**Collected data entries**
***

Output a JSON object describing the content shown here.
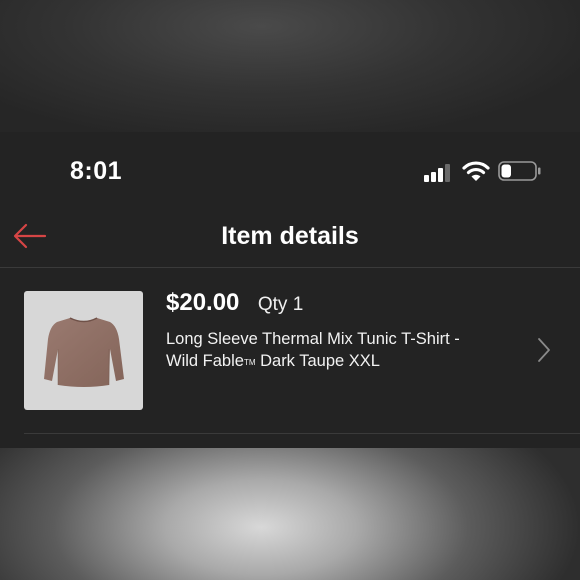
{
  "status_bar": {
    "time": "8:01",
    "signal_bars": 3,
    "battery_level": 0.3
  },
  "header": {
    "back_icon": "arrow-left-icon",
    "title": "Item details"
  },
  "item": {
    "price": "$20.00",
    "qty": "Qty 1",
    "description_line1": "Long Sleeve Thermal Mix Tunic T-Shirt -",
    "description_line2_brand": "Wild Fable",
    "trademark": "TM",
    "description_line2_rest": " Dark Taupe XXL",
    "image_icon": "taupe-long-sleeve-shirt-image",
    "chevron_icon": "chevron-right-icon"
  },
  "colors": {
    "background": "#232323",
    "accent_back_arrow": "#d64545",
    "shirt_color": "#8e6f66",
    "thumbnail_bg": "#d7d7d7"
  }
}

***

**WORK TO BE COMPLETED**
Except for the pictures, copy every line of the records above exactly.

**EXERCISE RESULT**
Output a JSON object describing the content shown here.
{
  "status_bar": {
    "time": "8:01",
    "signal_bars": 3,
    "battery_level": 0.3
  },
  "header": {
    "back_icon": "arrow-left-icon",
    "title": "Item details"
  },
  "item": {
    "price": "$20.00",
    "qty": "Qty 1",
    "description_line1": "Long Sleeve Thermal Mix Tunic T-Shirt -",
    "description_line2_brand": "Wild Fable",
    "trademark": "TM",
    "description_line2_rest": " Dark Taupe XXL",
    "image_icon": "taupe-long-sleeve-shirt-image",
    "chevron_icon": "chevron-right-icon"
  },
  "colors": {
    "background": "#232323",
    "accent_back_arrow": "#d64545",
    "shirt_color": "#8e6f66",
    "thumbnail_bg": "#d7d7d7"
  }
}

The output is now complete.